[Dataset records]
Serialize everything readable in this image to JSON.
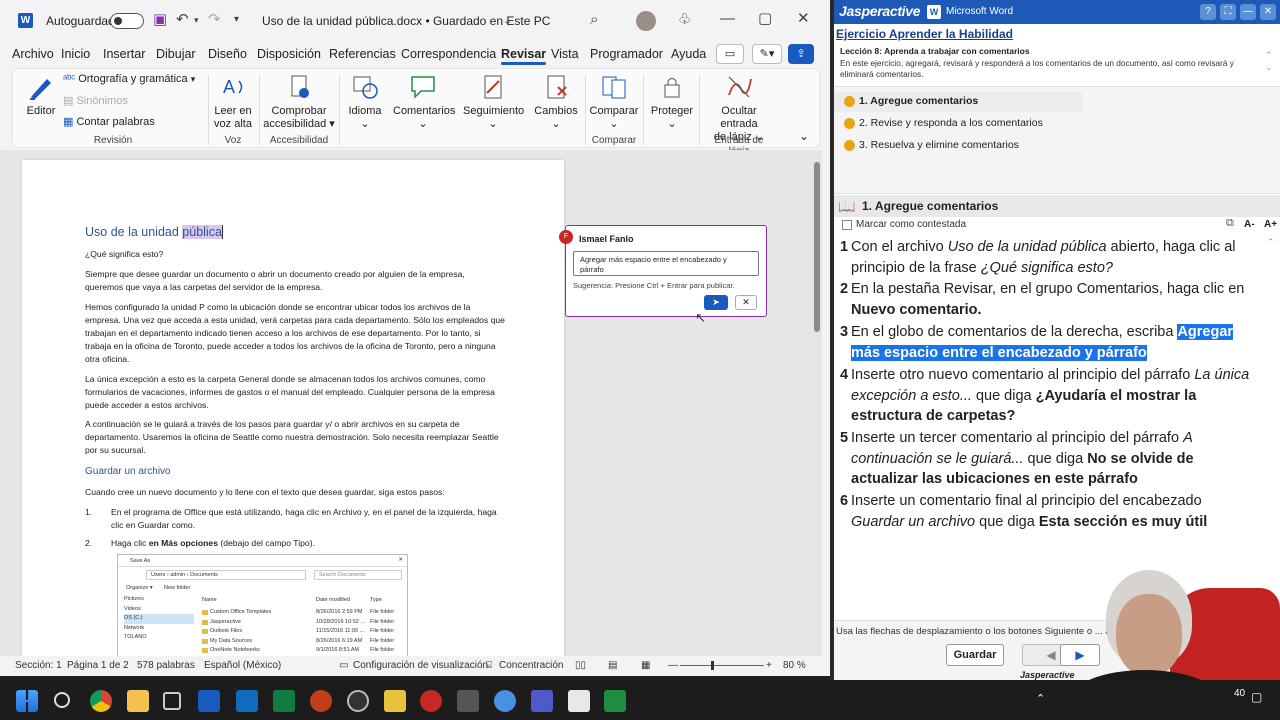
{
  "word": {
    "autosave_label": "Autoguardado",
    "doc_title": "Uso de la unidad pública.docx • Guardado en Este PC",
    "menu": [
      "Archivo",
      "Inicio",
      "Insertar",
      "Dibujar",
      "Diseño",
      "Disposición",
      "Referencias",
      "Correspondencia",
      "Revisar",
      "Vista",
      "Programador",
      "Ayuda"
    ],
    "active_menu": "Revisar",
    "ribbon": {
      "editor": "Editor",
      "spelling": "Ortografía y gramática",
      "synonyms": "Sinónimos",
      "wordcount": "Contar palabras",
      "read_aloud_1": "Leer en",
      "read_aloud_2": "voz alta",
      "accessibility_1": "Comprobar",
      "accessibility_2": "accesibilidad",
      "language": "Idioma",
      "comments": "Comentarios",
      "tracking": "Seguimiento",
      "changes": "Cambios",
      "compare": "Comparar",
      "protect": "Proteger",
      "ink_1": "Ocultar entrada",
      "ink_2": "de lápiz",
      "groups": {
        "revision": "Revisión",
        "voice": "Voz",
        "accessibility": "Accesibilidad",
        "compare": "Comparar",
        "ink": "Entrada de lápiz"
      }
    },
    "document": {
      "title_a": "Uso de la unidad ",
      "title_b": "pública",
      "q": "¿Qué significa esto?",
      "p1": "Siempre que desee guardar un documento o abrir un documento creado por alguien de la empresa, queremos que vaya a las carpetas del servidor de la empresa.",
      "p2": "Hemos configurado la unidad P como la ubicación donde se encontrar ubicar todos los archivos de la empresa. Una vez que acceda a esta unidad, verá carpetas para cada departamento. Sólo los empleados que trabajan en el departamento indicado tienen acceso a los archivos de ese departamento. Por lo tanto, si trabaja en la oficina de Toronto, puede acceder a todos los archivos de la oficina de Toronto, pero a ninguna otra oficina.",
      "p3": "La única excepción a esto es la carpeta General donde se almacenan todos los archivos comunes, como formularios de vacaciones, informes de gastos o el manual del empleado. Cualquier persona de la empresa puede acceder a estos archivos.",
      "p4": "A continuación se le guiará a través de los pasos para guardar y/ o abrir archivos en su carpeta de departamento. Usaremos la oficina de Seattle como nuestra demostración. Solo necesita reemplazar Seattle por su sucursal.",
      "h2": "Guardar un archivo",
      "p5": "Cuando cree un nuevo documento y lo llene con el texto que desea guardar, siga estos pasos:",
      "li1_num": "1.",
      "li1": "En el programa de Office que está utilizando, haga clic en Archivo y, en el panel de la izquierda, haga clic en Guardar como.",
      "li2_num": "2.",
      "li2_a": "Haga clic ",
      "li2_b": "en Más opciones",
      "li2_c": " (debajo del campo Tipo).",
      "dialog": {
        "title": "Save As",
        "path": "Users  ›  admin  ›  Documents",
        "search": "Search Documents",
        "organize": "Organize ▾",
        "new_folder": "New folder",
        "nav": [
          "Pictures",
          "Videos",
          "OS (C:)",
          "Network",
          "TOLANO"
        ],
        "cols": [
          "Name",
          "Date modified",
          "Type"
        ],
        "rows": [
          [
            "Custom Office Templates",
            "8/26/2016 2:59 PM",
            "File folder"
          ],
          [
            "Jasperactive",
            "10/28/2016 10:52 ...",
            "File folder"
          ],
          [
            "Outlook Files",
            "11/15/2016 11:00 ...",
            "File folder"
          ],
          [
            "My Data Sources",
            "8/26/2016 6:19 AM",
            "File folder"
          ],
          [
            "OneNote Notebooks",
            "9/1/2016 8:51 AM",
            "File folder"
          ]
        ]
      }
    },
    "comment": {
      "author": "Ismael Fanlo",
      "initial": "F",
      "text": "Agregar más espacio entre el encabezado y párrafo",
      "hint": "Sugerencia: Presione Ctrl + Entrar para publicar."
    },
    "status": {
      "section": "Sección: 1",
      "page": "Página 1 de 2",
      "words": "578 palabras",
      "lang": "Español (México)",
      "view_settings": "Configuración de visualización",
      "focus": "Concentración",
      "zoom": "80 %"
    }
  },
  "jasper": {
    "brand": "Jasperactive",
    "product": "Microsoft Word",
    "exercise_title": "Ejercicio Aprender la Habilidad",
    "lesson": "Lección 8: Aprenda a trabajar con comentarios",
    "lesson_desc": "En este ejercicio, agregará, revisará y responderá a los comentarios de un documento, así como revisará y eliminará comentarios.",
    "tasks": [
      "1. Agregue comentarios",
      "2. Revise y responda a los comentarios",
      "3. Resuelva y elimine comentarios"
    ],
    "current_task": "1. Agregue comentarios",
    "mark_answered": "Marcar como contestada",
    "font_minus": "A-",
    "font_plus": "A+",
    "steps": [
      {
        "n": "1",
        "html": "Con el archivo <i>Uso de la unidad pública</i> abierto, haga clic al principio de la frase <i>¿Qué significa esto?</i>"
      },
      {
        "n": "2",
        "html": "En la pestaña Revisar, en el grupo Comentarios, haga clic en <b>Nuevo comentario.</b>"
      },
      {
        "n": "3",
        "html": "En el globo de comentarios de la derecha, escriba <b class=\"hl\">Agregar más espacio entre el encabezado y párrafo</b>"
      },
      {
        "n": "4",
        "html": "Inserte otro nuevo comentario al principio del párrafo <i>La única excepción a esto...</i> que diga <b>¿Ayudaría el mostrar la estructura de carpetas?</b>"
      },
      {
        "n": "5",
        "html": "Inserte un tercer comentario al principio del párrafo <i>A continuación se le guiará...</i> que diga <b>No se olvide de actualizar las ubicaciones en este párrafo</b>"
      },
      {
        "n": "6",
        "html": "Inserte un comentario final al principio del encabezado <i>Guardar un archivo</i> que diga <b>Esta sección es muy útil</b>"
      }
    ],
    "footer_hint": "Usa las flechas de desplazamiento o los botones Siguiente o ... ar.",
    "save_button": "Guardar",
    "footer_brand": "Jasperactive"
  },
  "taskbar": {
    "clock": "40"
  },
  "colors": {
    "word_blue": "#185abd",
    "jasper_blue": "#1d5ab8",
    "comment_border": "#8a2db5",
    "highlight": "#1a73e8"
  }
}
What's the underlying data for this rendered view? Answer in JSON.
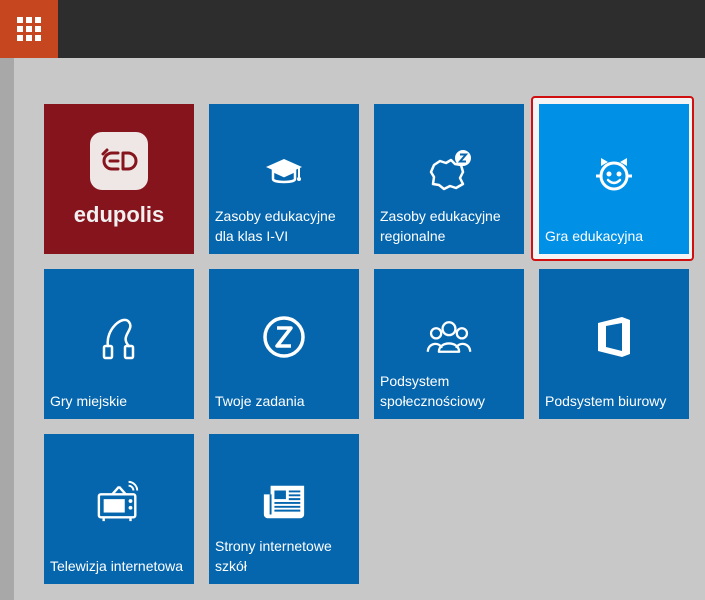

The exercise ->
Exclude every picture and copy the remaining data exactly.

Problem solution ->
Serialize everything readable in this image to JSON.
{
  "word": {
    "autosave_label": "Autoguardado",
    "doc_title": "Uso de la unidad pública.docx • Guardado en Este PC",
    "menu": [
      "Archivo",
      "Inicio",
      "Insertar",
      "Dibujar",
      "Diseño",
      "Disposición",
      "Referencias",
      "Correspondencia",
      "Revisar",
      "Vista",
      "Programador",
      "Ayuda"
    ],
    "active_menu": "Revisar",
    "ribbon": {
      "editor": "Editor",
      "spelling": "Ortografía y gramática",
      "synonyms": "Sinónimos",
      "wordcount": "Contar palabras",
      "read_aloud_1": "Leer en",
      "read_aloud_2": "voz alta",
      "accessibility_1": "Comprobar",
      "accessibility_2": "accesibilidad",
      "language": "Idioma",
      "comments": "Comentarios",
      "tracking": "Seguimiento",
      "changes": "Cambios",
      "compare": "Comparar",
      "protect": "Proteger",
      "ink_1": "Ocultar entrada",
      "ink_2": "de lápiz",
      "groups": {
        "revision": "Revisión",
        "voice": "Voz",
        "accessibility": "Accesibilidad",
        "compare": "Comparar",
        "ink": "Entrada de lápiz"
      }
    },
    "document": {
      "title_a": "Uso de la unidad ",
      "title_b": "pública",
      "q": "¿Qué significa esto?",
      "p1": "Siempre que desee guardar un documento o abrir un documento creado por alguien de la empresa, queremos que vaya a las carpetas del servidor de la empresa.",
      "p2": "Hemos configurado la unidad P como la ubicación donde se encontrar ubicar todos los archivos de la empresa. Una vez que acceda a esta unidad, verá carpetas para cada departamento. Sólo los empleados que trabajan en el departamento indicado tienen acceso a los archivos de ese departamento. Por lo tanto, si trabaja en la oficina de Toronto, puede acceder a todos los archivos de la oficina de Toronto, pero a ninguna otra oficina.",
      "p3": "La única excepción a esto es la carpeta General donde se almacenan todos los archivos comunes, como formularios de vacaciones, informes de gastos o el manual del empleado. Cualquier persona de la empresa puede acceder a estos archivos.",
      "p4": "A continuación se le guiará a través de los pasos para guardar y/ o abrir archivos en su carpeta de departamento. Usaremos la oficina de Seattle como nuestra demostración. Solo necesita reemplazar Seattle por su sucursal.",
      "h2": "Guardar un archivo",
      "p5": "Cuando cree un nuevo documento y lo llene con el texto que desea guardar, siga estos pasos:",
      "li1_num": "1.",
      "li1": "En el programa de Office que está utilizando, haga clic en Archivo y, en el panel de la izquierda, haga clic en Guardar como.",
      "li2_num": "2.",
      "li2_a": "Haga clic ",
      "li2_b": "en Más opciones",
      "li2_c": " (debajo del campo Tipo).",
      "dialog": {
        "title": "Save As",
        "path": "Users  ›  admin  ›  Documents",
        "search": "Search Documents",
        "organize": "Organize ▾",
        "new_folder": "New folder",
        "nav": [
          "Pictures",
          "Videos",
          "OS (C:)",
          "Network",
          "TOLANO"
        ],
        "cols": [
          "Name",
          "Date modified",
          "Type"
        ],
        "rows": [
          [
            "Custom Office Templates",
            "8/26/2016 2:59 PM",
            "File folder"
          ],
          [
            "Jasperactive",
            "10/28/2016 10:52 ...",
            "File folder"
          ],
          [
            "Outlook Files",
            "11/15/2016 11:00 ...",
            "File folder"
          ],
          [
            "My Data Sources",
            "8/26/2016 6:19 AM",
            "File folder"
          ],
          [
            "OneNote Notebooks",
            "9/1/2016 8:51 AM",
            "File folder"
          ]
        ]
      }
    },
    "comment": {
      "author": "Ismael Fanlo",
      "initial": "F",
      "text": "Agregar más espacio entre el encabezado y párrafo",
      "hint": "Sugerencia: Presione Ctrl + Entrar para publicar."
    },
    "status": {
      "section": "Sección: 1",
      "page": "Página 1 de 2",
      "words": "578 palabras",
      "lang": "Español (México)",
      "view_settings": "Configuración de visualización",
      "focus": "Concentración",
      "zoom": "80 %"
    }
  },
  "jasper": {
    "brand": "Jasperactive",
    "product": "Microsoft Word",
    "exercise_title": "Ejercicio Aprender la Habilidad",
    "lesson": "Lección 8: Aprenda a trabajar con comentarios",
    "lesson_desc": "En este ejercicio, agregará, revisará y responderá a los comentarios de un documento, así como revisará y eliminará comentarios.",
    "tasks": [
      "1. Agregue comentarios",
      "2. Revise y responda a los comentarios",
      "3. Resuelva y elimine comentarios"
    ],
    "current_task": "1. Agregue comentarios",
    "mark_answered": "Marcar como contestada",
    "font_minus": "A-",
    "font_plus": "A+",
    "steps": [
      {
        "n": "1",
        "html": "Con el archivo <i>Uso de la unidad pública</i> abierto, haga clic al principio de la frase <i>¿Qué significa esto?</i>"
      },
      {
        "n": "2",
        "html": "En la pestaña Revisar, en el grupo Comentarios, haga clic en <b>Nuevo comentario.</b>"
      },
      {
        "n": "3",
        "html": "En el globo de comentarios de la derecha, escriba <b class=\"hl\">Agregar más espacio entre el encabezado y párrafo</b>"
      },
      {
        "n": "4",
        "html": "Inserte otro nuevo comentario al principio del párrafo <i>La única excepción a esto...</i> que diga <b>¿Ayudaría el mostrar la estructura de carpetas?</b>"
      },
      {
        "n": "5",
        "html": "Inserte un tercer comentario al principio del párrafo <i>A continuación se le guiará...</i> que diga <b>No se olvide de actualizar las ubicaciones en este párrafo</b>"
      },
      {
        "n": "6",
        "html": "Inserte un comentario final al principio del encabezado <i>Guardar un archivo</i> que diga <b>Esta sección es muy útil</b>"
      }
    ],
    "footer_hint": "Usa las flechas de desplazamiento o los botones Siguiente o ... ar.",
    "save_button": "Guardar",
    "footer_brand": "Jasperactive"
  },
  "taskbar": {
    "clock": "40"
  },
  "colors": {
    "word_blue": "#185abd",
    "jasper_blue": "#1d5ab8",
    "comment_border": "#8a2db5",
    "highlight": "#1a73e8"
  }
}
What's the underlying data for this rendered view? Answer in JSON.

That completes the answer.